▶ _SOURCE_

Mr D Collins S.C .with

&
Mr T Scotter

Arnold Block Bloch Leibler
For the Defendant

Mr A Sandbach with

&
Mr S. Warne

Lennon Mazzeo Lawyers

HIS HONOUR:

1           There are three proceedings before me involving claims over a property registered in the name of Queensbridge Pty Ltd (“Queensbridge”) situated at 26 Cloverdale Avenue, Toorak (“the property”).  Max Moar (“ Mr Moar”) and Queensbridge are the plaintiffs in proceeding No. 7062 of 2007 and Shazia Duman (“Ms Duman”) is the defendant.  In that proceeding the plaintiffs have issued a summons seeking interlocutory orders including an injunction restraining Ms Duman from further trespassing upon the property and the removal of a caveat.  Proceeding No. 7603 of 2007 was commenced by originating motion for recovery of land under Supreme Court Rules Order 53 and is between Queensbridge as registered proprietor and Ms Duman (“the Order 53 proceeding”).  Proceeding No. 7163 of 2007 was commenced by Ms Duman by writ against both Mr Moar and Queensbridge and in that proceeding Ms Duman seeks declaratory relief in respect of an entitlement she claims to the property and also seeks injunctive relief until the trial of that and of the two other proceedings previously referred to.

2 The hearing before me was concerned primarily with the Order 53 proceeding for the summary recovery of the property by Queensbridge against Ms Duman.  That procedure is only appropriate in “clear cases”: see per Nettle J in Williams v Rampino[1].  In Melbourne Anglican Trust Corp v Green Tree[2] Vincent J said that the jurisdiction should be exercised with great care “and certainly never where any real question could be seen to arise concerning its application”. Summary judgment under Order 53 may be available even if there is a factual dispute provided, as Tadgell JA said in Pappas v Bowmark Pty Ltd[3], it “may be possible to resolve such a dispute quite readily and fairly”. 

[1][2002] VSC 343 at [16].

[2](29 May, 1997, BC 9702239).

[3](1999) V Conv R 54 – 594 at [13].

3           In this case there is a dispute over the entitlement of Ms Duman to the property.  She asserts a trust in her favour which Queensbridge, as registered proprietor, denies, as does Mr Moar.  They contend that she has no interest in the property other than that she had been a licensee who has remained in occupation without the licencsee with or consent of the owner.  It is asserted on her behalf that the facts establish either an express or constructive trust for her benefit, or a gift of the property to her. The principal concern in the Order 53 proceeding is, therefore, whether the claim by Ms Duman can readily and fairly be resolved against her on the material as filed.

4           There is certainly no instrument in writing as required by s.53 of the Property Law Act 1958 to establish her claim over the property.  A trust of land may still be enforceable despite a lack of writing if, inter alia, it is a constructive trust or the statute is being used as an instrument of fraud:  see, for example, Muschinski v Dodds[4]; Allen v Snyder[5]. The existence of an express trust requires an inquiry into the common intention of the relevant parties and differs from a constructive trust which arises by operation of law “often without reference to the intentions of the parties concerned and indeed largely contrary to the desires and intentions of the constructive trustee:”  see Jacob’s Law of Trust in Australia[6].  A constructive trust may arise where the assertion of a legal right to a property would constitute unconscionable conduct where, for instance, the party asserting a legal right to property would deny the other party’s contribution to a joint endeavour which fails.

▶ _STATED TASK_
Answer these questions using the judgment:
(a) Where is the property registered in the name of Queensbridge Pty Ltd located?
(b) Which section of which Act requires an instrument in writing to establish a claim over the property?
(c) Which judge, in which case, is cited for the view that the Order 53 procedure is only appropriate in "clear cases"?

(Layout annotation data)
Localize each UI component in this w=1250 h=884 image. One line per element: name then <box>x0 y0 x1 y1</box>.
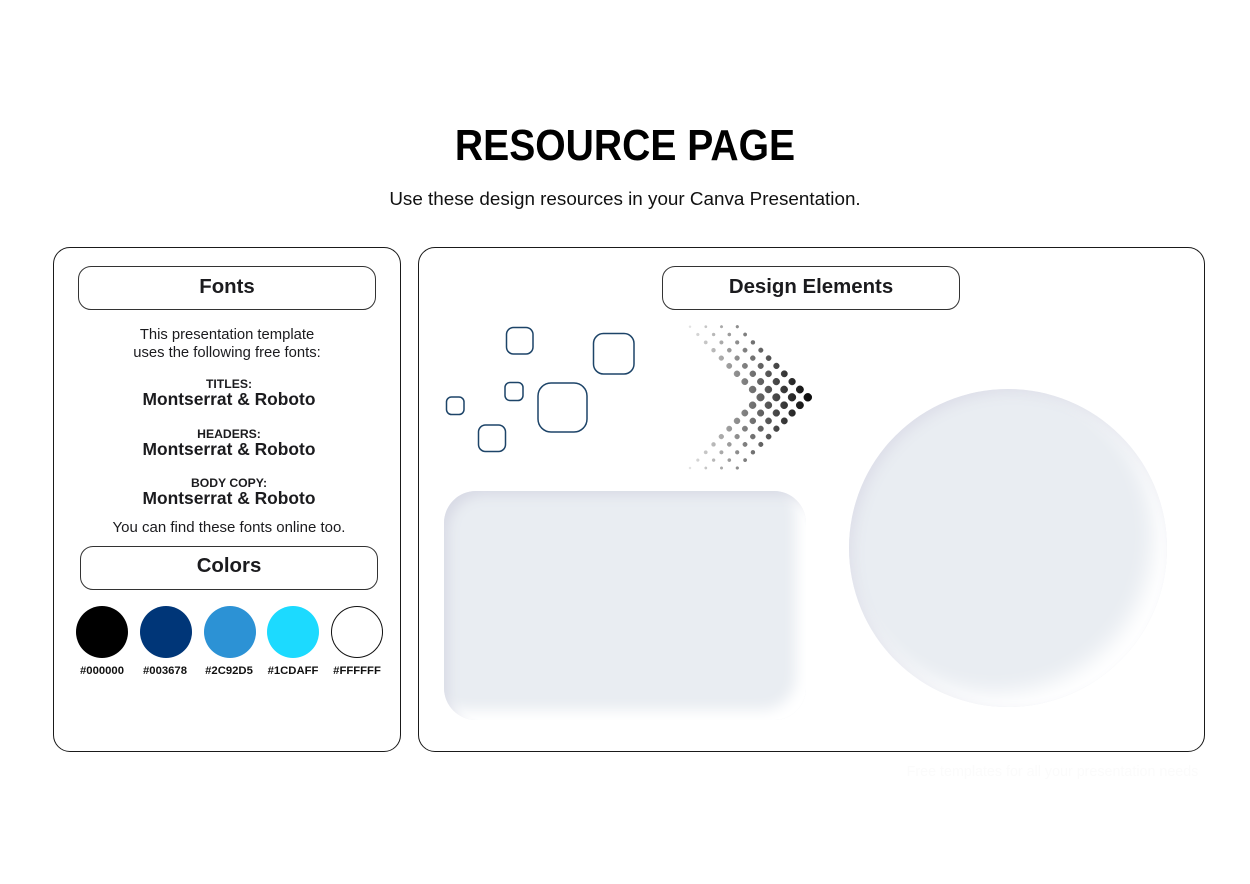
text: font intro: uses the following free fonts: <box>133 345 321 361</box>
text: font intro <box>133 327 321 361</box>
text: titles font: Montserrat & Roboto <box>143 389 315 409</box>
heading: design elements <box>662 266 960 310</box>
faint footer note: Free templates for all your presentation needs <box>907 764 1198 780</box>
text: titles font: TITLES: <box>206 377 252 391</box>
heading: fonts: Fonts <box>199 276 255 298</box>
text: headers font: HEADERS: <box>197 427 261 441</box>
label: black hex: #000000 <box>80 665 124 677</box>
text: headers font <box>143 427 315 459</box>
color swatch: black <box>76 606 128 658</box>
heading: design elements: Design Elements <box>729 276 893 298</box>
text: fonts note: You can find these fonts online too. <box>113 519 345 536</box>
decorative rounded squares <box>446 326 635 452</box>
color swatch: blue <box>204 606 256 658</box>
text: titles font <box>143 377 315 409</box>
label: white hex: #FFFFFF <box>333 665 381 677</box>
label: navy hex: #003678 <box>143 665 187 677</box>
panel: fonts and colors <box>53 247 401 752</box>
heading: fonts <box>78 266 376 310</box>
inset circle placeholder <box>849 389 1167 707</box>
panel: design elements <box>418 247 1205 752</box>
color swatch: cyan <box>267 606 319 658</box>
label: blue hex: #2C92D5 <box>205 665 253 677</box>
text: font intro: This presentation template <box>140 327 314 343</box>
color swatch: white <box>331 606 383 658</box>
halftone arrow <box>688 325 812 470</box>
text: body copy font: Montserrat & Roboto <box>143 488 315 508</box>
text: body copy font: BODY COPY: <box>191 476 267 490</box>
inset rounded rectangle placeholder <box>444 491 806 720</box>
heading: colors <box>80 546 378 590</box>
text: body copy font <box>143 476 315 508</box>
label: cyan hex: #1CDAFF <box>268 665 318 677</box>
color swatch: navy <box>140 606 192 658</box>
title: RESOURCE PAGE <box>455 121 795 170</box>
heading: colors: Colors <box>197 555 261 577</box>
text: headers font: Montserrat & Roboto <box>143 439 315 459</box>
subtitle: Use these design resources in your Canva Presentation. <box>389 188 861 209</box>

---

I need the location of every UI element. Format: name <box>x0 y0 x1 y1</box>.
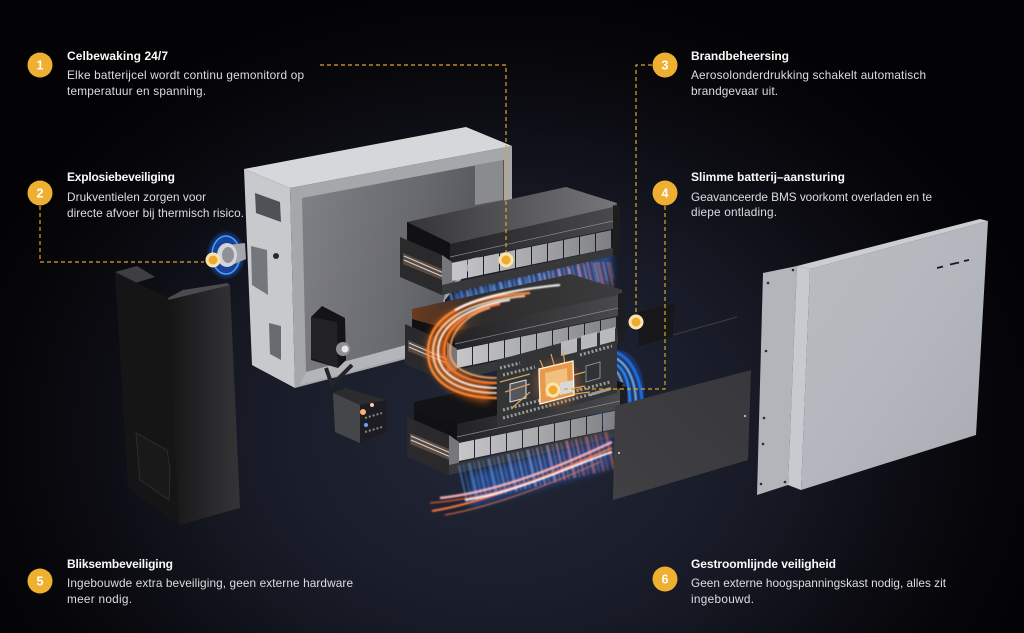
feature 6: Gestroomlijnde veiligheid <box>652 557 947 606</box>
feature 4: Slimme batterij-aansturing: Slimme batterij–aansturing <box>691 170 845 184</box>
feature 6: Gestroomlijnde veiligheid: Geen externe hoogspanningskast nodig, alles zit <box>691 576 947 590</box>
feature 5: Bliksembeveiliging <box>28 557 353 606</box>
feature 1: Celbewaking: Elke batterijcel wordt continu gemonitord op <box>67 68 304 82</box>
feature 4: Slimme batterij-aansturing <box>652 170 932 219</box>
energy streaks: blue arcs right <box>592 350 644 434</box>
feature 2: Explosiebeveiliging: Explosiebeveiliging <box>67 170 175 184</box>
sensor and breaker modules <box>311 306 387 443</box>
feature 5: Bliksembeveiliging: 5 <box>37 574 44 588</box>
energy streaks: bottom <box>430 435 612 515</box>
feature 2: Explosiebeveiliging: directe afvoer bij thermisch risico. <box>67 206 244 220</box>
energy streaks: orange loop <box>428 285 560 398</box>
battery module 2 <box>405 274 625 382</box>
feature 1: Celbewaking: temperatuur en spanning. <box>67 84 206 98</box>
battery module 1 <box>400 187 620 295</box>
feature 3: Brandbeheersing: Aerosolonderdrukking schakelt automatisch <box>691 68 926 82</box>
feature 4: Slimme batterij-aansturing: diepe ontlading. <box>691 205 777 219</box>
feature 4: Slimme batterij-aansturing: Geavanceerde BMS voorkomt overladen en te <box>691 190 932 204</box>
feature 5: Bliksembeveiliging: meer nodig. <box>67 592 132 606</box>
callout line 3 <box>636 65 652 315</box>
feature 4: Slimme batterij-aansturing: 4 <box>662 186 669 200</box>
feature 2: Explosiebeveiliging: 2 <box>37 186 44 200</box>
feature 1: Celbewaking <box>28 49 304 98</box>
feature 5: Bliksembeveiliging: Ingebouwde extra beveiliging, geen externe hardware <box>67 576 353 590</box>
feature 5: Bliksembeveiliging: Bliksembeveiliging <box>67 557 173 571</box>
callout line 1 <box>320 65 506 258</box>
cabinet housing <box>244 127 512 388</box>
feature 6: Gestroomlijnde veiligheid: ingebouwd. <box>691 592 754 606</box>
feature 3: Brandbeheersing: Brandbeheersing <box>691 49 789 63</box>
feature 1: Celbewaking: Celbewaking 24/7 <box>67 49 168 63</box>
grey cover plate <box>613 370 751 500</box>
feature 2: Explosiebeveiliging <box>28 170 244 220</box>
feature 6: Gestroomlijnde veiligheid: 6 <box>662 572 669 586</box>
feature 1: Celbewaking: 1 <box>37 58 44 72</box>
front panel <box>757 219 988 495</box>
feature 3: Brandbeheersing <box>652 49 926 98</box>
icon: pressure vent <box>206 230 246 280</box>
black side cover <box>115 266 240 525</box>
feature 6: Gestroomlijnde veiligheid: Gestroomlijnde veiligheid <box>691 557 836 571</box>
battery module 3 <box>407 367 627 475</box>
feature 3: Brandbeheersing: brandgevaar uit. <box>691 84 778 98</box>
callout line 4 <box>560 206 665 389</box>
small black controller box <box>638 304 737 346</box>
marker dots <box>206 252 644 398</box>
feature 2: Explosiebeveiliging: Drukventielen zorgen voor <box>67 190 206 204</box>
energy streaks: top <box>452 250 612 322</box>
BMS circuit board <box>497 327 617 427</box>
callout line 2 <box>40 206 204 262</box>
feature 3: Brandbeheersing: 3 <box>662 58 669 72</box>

▶ _THE ANSWER_
(a) 26 Cloverdale Avenue, Toorak.
(b) Section 53 of the Property Law Act 1958.
(c) Nettle J, in Williams v Rampino.